Page extract:
A list of arguments that can be put into R is found in this forum https://groups.google.com/forum/#!topic/maxent/yRBlvZ1_9rQ.
I have tried to use the argument "outputgrids=FALSE" both in the maxent function itself, and in the predict function, but it doesn't work. I still get 5 maps, even though I don't get any errors in R.
So my question is: How do I get one "summary" prediction map instead of the five prediction maps that results from the cross-validation?
I hope someone can help me with this, I am really stuck and haven't found any answers anywhere on the internet. Not even a discussion about this. Hope my question is clear. This is the R-script that I use:
model1<-maxent(x=predvars, p=presence_points, a=target_group_absence, path="//home//...//model1", args=c("replicates=5", "outputgrids=FALSE"))
model1map<-predict(model1, predvars, filename="//home//...//model1map.tif", outputgrids=FALSE)
Best regards,
Kristin
Sorry to be the bearer of bad news, but based on the source code, it looks like Dismo's predict function does not have the ability to generate a summary map.
Nitty-gritty details for those who care: When you call maxent with replicates set to something greater than 1, the maxent function returns a MaxEntReplicates object, rather than a normal MaxEnt object. When predict receives a MaxEntReplicates object, it just iterates through all of the models that it contains and calls predict on them individually.
So, what next? Fortunately, all is not lost! The reason that Dismo doesn't have this functionality is that for most kinds of model-building, there isn't actually a valid way to average parameters across your cross-validation models. I don't want to go so far as to say that that's definitely the case for MaxEnt specifically, but I suspect it is. As such, cross-validation is usually used more as a way of checking that your model building methodology works for your data than as a way of building your model directly (see this question for further discussion of that point). After verifying via cross-validation that models built using a given procedure seem to be accurate for the phenomenon you're modelling, it's customary to build a final model using all of your data. In theory this new model should only be better than models trained on a subset of your data.

Recorded data:
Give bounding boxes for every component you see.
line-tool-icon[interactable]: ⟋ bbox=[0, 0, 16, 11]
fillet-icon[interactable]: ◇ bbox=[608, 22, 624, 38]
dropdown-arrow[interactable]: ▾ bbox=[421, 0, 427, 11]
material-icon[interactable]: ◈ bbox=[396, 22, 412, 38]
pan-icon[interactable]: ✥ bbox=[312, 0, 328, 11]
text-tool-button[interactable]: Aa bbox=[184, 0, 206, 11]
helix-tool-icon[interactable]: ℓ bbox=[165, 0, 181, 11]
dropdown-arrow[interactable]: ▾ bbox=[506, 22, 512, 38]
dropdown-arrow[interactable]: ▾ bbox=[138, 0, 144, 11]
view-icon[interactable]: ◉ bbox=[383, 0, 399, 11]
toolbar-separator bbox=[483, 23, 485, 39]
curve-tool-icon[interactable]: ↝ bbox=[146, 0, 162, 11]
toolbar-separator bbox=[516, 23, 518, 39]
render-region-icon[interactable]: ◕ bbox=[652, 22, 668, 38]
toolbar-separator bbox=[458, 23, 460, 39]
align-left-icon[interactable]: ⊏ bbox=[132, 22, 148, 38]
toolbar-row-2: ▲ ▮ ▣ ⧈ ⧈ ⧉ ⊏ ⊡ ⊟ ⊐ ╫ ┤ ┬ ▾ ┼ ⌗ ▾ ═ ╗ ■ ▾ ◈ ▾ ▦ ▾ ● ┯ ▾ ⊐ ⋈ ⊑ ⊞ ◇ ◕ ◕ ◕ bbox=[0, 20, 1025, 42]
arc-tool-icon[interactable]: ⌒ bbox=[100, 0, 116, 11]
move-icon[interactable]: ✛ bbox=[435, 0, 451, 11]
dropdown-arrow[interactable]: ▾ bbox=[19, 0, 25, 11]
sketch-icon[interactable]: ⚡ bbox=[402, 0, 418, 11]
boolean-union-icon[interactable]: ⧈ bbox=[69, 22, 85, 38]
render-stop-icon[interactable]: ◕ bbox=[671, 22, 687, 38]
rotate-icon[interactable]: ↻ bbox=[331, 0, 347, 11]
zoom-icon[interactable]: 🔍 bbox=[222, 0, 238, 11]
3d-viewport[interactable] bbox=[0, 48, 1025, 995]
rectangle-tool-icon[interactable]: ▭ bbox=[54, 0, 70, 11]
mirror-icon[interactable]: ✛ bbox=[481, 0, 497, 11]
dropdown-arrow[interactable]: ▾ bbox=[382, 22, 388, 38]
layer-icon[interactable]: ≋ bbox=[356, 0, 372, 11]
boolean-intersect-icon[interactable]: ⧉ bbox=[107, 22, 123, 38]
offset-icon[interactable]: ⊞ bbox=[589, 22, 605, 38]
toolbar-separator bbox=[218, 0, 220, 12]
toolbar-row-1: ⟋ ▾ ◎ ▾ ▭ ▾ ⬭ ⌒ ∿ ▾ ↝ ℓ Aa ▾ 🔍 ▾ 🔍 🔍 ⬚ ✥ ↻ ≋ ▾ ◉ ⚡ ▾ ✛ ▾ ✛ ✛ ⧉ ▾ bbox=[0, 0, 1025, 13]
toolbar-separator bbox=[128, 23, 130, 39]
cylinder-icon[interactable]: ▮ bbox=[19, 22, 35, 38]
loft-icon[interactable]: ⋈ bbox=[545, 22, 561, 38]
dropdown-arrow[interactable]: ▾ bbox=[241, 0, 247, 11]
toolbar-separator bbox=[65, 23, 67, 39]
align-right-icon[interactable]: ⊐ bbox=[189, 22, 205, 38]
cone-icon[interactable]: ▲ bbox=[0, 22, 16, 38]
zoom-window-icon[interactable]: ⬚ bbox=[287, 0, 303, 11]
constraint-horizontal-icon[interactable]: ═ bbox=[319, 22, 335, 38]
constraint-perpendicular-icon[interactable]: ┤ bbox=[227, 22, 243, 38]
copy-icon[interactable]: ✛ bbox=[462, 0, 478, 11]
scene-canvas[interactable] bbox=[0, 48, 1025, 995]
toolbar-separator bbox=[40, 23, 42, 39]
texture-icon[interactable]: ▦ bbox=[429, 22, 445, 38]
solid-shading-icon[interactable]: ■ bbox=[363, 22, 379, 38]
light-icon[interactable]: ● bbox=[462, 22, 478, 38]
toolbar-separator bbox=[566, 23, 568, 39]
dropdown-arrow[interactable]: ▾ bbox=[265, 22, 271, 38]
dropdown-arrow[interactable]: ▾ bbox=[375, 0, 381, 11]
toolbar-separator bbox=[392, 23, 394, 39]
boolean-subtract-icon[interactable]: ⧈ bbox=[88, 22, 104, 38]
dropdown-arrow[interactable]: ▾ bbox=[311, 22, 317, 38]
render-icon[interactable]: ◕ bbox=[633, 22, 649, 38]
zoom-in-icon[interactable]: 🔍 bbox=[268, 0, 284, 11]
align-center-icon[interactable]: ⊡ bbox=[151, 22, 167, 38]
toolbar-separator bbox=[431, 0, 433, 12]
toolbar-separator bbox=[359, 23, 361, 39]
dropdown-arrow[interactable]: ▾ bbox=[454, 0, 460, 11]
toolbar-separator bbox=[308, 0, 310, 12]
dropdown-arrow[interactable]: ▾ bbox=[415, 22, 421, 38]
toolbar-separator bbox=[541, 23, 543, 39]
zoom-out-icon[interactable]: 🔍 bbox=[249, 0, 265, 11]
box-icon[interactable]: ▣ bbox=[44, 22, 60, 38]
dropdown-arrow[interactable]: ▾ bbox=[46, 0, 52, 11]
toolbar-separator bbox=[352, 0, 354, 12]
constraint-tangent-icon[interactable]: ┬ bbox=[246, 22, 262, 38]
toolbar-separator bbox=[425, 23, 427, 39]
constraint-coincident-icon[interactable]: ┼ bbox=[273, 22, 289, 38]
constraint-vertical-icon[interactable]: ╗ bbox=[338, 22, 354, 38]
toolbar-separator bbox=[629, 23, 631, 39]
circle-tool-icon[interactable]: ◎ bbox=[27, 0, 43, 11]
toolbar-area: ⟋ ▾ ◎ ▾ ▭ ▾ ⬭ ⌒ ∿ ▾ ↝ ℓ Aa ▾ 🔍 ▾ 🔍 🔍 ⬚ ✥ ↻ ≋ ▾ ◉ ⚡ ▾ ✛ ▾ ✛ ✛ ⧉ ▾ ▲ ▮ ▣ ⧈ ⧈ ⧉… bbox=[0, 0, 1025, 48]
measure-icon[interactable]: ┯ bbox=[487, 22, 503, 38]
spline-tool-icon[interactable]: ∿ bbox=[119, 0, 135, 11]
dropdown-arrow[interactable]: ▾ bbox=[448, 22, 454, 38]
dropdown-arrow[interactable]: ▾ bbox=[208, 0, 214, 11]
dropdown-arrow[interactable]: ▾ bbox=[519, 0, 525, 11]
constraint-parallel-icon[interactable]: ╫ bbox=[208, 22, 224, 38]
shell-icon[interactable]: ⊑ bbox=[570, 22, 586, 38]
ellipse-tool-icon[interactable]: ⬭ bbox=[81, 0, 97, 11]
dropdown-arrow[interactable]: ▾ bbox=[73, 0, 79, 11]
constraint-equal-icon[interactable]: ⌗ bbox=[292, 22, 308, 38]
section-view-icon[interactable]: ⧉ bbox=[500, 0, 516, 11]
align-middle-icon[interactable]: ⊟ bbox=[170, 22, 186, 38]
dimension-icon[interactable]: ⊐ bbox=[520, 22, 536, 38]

Problem details: Reproduce everything in the Maxent thread from "Nitty-gritty details for" down to "on them individually.", word for word. The records are material unrelated to the Maxent thread.

Response to this exercise:
Nitty-gritty details for those who care: When you call maxent with replicates set to something greater than 1, the maxent function returns a MaxEntReplicates object, rather than a normal MaxEnt object. When predict receives a MaxEntReplicates object, it just iterates through all of the models that it contains and calls predict on them individually.